━━━━━ INPUT ROWS

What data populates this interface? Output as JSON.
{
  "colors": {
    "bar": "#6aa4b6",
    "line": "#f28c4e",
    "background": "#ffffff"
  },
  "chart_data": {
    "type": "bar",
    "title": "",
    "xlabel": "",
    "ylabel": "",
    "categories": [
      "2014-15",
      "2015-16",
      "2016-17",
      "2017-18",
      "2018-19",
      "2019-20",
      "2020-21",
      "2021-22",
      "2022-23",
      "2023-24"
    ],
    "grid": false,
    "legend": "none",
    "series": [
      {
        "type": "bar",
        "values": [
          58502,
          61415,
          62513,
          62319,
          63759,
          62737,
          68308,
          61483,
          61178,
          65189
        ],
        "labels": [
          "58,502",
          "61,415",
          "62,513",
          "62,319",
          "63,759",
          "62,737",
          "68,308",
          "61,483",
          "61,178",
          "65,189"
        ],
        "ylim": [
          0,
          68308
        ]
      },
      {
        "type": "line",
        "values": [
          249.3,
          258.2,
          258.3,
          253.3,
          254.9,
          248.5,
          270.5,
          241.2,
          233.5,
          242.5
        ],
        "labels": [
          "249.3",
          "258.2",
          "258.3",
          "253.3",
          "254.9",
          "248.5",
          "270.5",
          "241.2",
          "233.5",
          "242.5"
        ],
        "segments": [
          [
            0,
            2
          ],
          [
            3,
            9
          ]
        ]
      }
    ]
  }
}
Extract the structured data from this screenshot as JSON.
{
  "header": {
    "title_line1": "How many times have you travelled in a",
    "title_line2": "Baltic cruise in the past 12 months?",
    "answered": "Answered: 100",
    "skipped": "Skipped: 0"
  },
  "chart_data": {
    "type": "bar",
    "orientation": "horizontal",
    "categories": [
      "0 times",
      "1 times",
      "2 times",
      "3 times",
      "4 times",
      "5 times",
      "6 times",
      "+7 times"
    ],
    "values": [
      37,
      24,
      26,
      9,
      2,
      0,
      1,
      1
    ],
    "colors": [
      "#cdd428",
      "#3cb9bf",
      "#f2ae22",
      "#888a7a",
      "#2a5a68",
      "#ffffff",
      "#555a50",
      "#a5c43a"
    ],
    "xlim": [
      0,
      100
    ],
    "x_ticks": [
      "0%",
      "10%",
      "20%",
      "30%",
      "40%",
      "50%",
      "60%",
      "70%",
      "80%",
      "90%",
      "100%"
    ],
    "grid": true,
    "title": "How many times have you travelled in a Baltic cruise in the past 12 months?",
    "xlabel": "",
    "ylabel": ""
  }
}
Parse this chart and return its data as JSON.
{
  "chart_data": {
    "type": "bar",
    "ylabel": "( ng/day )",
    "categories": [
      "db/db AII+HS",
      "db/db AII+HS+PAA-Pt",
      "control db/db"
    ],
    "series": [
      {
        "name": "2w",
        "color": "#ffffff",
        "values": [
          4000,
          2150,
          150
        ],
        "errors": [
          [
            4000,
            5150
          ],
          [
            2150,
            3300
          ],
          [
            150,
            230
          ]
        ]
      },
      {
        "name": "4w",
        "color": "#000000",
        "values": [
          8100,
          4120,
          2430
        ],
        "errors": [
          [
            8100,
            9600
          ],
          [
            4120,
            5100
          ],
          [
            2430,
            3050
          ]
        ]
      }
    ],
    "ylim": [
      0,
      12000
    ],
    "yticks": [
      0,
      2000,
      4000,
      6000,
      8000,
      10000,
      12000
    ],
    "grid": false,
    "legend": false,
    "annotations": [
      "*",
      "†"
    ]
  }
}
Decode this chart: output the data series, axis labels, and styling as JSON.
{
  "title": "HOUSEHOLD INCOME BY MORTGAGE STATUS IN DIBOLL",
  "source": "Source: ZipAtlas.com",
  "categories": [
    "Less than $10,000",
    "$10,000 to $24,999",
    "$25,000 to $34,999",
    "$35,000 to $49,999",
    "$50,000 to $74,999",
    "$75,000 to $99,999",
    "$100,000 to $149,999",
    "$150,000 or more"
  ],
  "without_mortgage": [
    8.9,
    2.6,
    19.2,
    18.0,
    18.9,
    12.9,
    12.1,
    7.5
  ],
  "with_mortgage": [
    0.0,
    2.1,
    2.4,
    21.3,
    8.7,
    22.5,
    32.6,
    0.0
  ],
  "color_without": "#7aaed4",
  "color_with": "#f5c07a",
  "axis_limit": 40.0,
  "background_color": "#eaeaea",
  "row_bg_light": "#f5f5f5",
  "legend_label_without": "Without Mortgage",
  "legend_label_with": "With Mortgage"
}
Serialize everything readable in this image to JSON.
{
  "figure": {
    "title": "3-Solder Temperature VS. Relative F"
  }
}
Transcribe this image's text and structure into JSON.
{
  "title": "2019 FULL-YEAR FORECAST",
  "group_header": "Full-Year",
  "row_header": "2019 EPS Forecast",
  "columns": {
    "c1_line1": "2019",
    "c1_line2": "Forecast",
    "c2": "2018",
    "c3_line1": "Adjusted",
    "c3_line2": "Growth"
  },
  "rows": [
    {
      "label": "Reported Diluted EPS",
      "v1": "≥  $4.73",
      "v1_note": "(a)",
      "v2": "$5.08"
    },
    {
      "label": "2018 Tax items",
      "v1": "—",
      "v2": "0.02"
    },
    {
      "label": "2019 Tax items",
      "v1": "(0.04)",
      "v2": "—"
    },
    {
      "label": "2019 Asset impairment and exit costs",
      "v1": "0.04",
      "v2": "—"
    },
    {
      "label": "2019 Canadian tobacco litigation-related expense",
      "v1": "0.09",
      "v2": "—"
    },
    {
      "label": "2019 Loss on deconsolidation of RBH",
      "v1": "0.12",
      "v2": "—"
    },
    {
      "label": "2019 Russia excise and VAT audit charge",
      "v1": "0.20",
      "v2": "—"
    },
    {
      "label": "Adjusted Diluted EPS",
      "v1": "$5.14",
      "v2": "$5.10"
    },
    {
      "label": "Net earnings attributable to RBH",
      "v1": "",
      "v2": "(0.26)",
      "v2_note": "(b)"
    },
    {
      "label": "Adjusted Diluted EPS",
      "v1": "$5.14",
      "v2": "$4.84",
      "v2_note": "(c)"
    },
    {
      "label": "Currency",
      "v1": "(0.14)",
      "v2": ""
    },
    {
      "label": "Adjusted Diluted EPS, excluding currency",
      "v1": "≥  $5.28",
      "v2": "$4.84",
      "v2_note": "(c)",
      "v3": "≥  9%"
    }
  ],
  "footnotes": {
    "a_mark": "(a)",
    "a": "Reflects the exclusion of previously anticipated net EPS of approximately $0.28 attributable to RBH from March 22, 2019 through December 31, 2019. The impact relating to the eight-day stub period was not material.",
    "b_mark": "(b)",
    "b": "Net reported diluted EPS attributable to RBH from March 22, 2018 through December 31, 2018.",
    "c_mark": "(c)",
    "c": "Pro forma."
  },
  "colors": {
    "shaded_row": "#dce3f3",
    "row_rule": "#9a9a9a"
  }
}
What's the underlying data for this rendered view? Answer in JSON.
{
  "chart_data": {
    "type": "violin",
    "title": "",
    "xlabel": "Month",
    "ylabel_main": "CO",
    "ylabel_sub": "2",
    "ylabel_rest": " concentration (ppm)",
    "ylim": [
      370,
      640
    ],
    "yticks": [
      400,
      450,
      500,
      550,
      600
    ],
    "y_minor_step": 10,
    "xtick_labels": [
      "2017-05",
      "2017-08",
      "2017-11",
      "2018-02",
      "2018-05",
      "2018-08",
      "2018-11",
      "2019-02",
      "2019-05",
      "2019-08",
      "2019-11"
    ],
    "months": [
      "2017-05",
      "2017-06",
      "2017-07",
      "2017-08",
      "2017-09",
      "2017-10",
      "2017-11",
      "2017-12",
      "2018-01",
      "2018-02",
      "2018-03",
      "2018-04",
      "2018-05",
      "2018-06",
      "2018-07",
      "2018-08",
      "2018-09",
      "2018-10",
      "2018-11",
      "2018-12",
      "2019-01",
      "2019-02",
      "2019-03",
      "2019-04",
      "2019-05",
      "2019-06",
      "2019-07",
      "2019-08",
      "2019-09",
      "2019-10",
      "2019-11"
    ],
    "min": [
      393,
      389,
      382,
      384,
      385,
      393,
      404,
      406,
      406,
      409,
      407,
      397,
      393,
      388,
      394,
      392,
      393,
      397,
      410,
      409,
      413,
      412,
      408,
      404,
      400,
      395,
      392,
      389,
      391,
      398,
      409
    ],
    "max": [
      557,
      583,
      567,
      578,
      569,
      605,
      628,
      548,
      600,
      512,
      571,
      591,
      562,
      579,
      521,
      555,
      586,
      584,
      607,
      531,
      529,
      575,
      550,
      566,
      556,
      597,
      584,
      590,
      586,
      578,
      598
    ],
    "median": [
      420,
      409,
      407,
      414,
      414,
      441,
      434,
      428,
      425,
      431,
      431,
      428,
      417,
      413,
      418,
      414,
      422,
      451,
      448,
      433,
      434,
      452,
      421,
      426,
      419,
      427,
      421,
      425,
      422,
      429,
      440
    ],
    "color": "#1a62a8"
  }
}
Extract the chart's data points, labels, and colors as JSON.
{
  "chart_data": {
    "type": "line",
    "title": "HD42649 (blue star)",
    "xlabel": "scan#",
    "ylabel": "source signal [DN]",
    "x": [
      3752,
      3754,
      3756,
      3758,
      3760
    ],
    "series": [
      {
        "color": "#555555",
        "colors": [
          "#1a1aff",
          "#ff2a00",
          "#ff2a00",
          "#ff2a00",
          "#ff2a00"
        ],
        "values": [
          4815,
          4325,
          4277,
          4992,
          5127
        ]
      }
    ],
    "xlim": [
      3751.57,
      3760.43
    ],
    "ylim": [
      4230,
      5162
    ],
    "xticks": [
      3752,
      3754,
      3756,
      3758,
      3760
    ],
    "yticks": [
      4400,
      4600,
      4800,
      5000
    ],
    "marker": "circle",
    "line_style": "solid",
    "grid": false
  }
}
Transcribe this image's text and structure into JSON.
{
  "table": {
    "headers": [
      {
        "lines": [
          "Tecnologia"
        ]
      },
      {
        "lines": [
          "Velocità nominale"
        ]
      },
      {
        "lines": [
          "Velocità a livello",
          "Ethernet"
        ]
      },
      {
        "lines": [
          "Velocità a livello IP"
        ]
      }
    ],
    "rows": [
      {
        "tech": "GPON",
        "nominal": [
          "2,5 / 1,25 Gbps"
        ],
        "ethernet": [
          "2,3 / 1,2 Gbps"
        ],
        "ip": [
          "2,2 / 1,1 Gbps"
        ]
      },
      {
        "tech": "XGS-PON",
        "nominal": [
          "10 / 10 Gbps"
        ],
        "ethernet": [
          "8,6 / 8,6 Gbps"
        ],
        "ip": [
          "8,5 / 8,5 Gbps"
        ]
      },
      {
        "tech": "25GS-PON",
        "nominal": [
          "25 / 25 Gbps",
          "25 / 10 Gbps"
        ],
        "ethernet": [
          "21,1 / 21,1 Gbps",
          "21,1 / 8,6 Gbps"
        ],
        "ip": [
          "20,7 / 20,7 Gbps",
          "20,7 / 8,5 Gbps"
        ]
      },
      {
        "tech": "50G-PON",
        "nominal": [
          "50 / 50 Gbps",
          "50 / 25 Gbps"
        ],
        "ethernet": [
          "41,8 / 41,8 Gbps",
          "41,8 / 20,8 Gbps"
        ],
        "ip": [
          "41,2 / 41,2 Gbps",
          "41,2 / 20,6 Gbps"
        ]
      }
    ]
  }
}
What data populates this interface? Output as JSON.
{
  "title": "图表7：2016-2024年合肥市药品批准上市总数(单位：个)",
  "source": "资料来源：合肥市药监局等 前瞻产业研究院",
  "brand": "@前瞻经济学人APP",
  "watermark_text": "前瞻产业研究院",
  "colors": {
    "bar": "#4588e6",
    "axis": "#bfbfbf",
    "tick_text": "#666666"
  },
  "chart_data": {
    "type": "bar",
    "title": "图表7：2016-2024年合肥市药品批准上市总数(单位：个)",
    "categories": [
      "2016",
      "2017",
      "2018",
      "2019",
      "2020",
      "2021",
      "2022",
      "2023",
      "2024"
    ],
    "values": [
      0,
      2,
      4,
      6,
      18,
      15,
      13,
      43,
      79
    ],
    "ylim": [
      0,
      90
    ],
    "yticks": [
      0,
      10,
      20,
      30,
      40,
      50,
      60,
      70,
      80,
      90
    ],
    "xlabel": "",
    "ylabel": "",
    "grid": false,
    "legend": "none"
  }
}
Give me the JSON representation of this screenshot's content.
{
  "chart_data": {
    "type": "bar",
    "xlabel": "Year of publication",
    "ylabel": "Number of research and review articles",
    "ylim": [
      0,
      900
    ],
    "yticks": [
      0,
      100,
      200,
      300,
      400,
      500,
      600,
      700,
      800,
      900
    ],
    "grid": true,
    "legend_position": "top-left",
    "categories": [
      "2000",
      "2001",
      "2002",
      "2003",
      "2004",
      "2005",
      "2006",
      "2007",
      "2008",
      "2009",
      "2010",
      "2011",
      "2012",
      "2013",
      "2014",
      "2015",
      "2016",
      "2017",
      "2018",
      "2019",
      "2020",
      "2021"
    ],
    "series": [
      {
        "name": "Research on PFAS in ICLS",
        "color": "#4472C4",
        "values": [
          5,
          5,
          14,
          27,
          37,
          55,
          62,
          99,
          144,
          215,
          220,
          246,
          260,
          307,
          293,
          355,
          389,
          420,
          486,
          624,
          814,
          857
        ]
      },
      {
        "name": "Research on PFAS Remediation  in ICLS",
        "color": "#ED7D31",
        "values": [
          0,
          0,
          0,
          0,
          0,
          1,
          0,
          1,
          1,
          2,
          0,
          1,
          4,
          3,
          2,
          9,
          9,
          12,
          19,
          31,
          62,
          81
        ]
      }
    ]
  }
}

━━━━━━━━━━

■ PROBLEM TO WORK ON: Within the data above, pick out all lines holding the word "attributable".

■ WRITTEN SOLUTION:
      "label": "Net earnings attributable to RBH",
    "a": "Reflects the exclusion of previously anticipated net EPS of approximately $0.28 attributable to RBH from March 22, 2019 through December 31, 2019. The impact relating to the eight-day stub period was not material.",
    "b": "Net reported diluted EPS attributable to RBH from March 22, 2018 through December 31, 2018.",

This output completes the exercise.